§ **The exercise**
Pictures stay out of the copy; set down each line of the listing below exactly.

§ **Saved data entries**
'''
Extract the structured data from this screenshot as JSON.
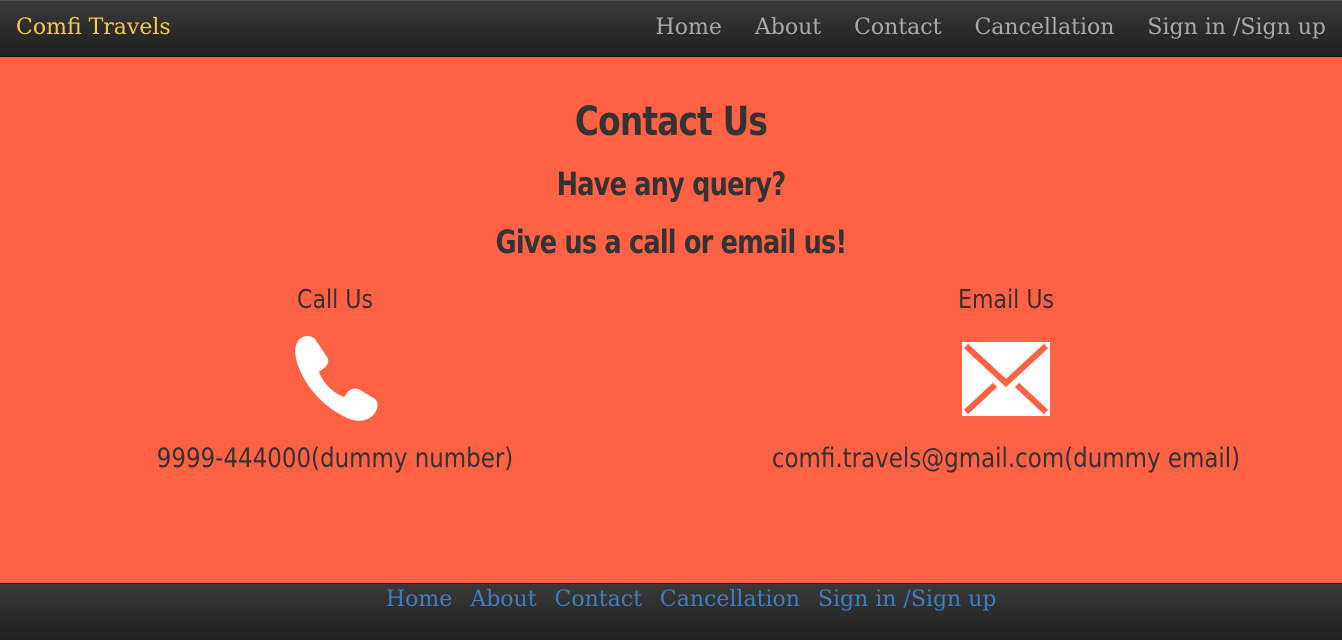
{
  "header": {
    "brand": "Comfi Travels",
    "nav": [
      "Home",
      "About",
      "Contact",
      "Cancellation",
      "Sign in /Sign up"
    ]
  },
  "main": {
    "title": "Contact Us",
    "subtitle": "Have any query?",
    "tagline": "Give us a call or email us!",
    "call": {
      "heading": "Call Us",
      "icon": "phone-icon",
      "value": "9999-444000(dummy number)"
    },
    "email": {
      "heading": "Email Us",
      "icon": "envelope-icon",
      "value": "comfi.travels@gmail.com(dummy email)"
    }
  },
  "footer": {
    "nav": [
      "Home",
      "About",
      "Contact",
      "Cancellation",
      "Sign in /Sign up"
    ]
  },
  "colors": {
    "background": "#ff6145",
    "brand": "#f7c94a",
    "footer_link": "#3d7dc4"
  }
}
'''
§ **Task solution**
Extract the structured data from this screenshot as JSON.
{
  "header": {
    "brand": "Comfi Travels",
    "nav": [
      "Home",
      "About",
      "Contact",
      "Cancellation",
      "Sign in /Sign up"
    ]
  },
  "main": {
    "title": "Contact Us",
    "subtitle": "Have any query?",
    "tagline": "Give us a call or email us!",
    "call": {
      "heading": "Call Us",
      "icon": "phone-icon",
      "value": "9999-444000(dummy number)"
    },
    "email": {
      "heading": "Email Us",
      "icon": "envelope-icon",
      "value": "comfi.travels@gmail.com(dummy email)"
    }
  },
  "footer": {
    "nav": [
      "Home",
      "About",
      "Contact",
      "Cancellation",
      "Sign in /Sign up"
    ]
  },
  "colors": {
    "background": "#ff6145",
    "brand": "#f7c94a",
    "footer_link": "#3d7dc4"
  }
}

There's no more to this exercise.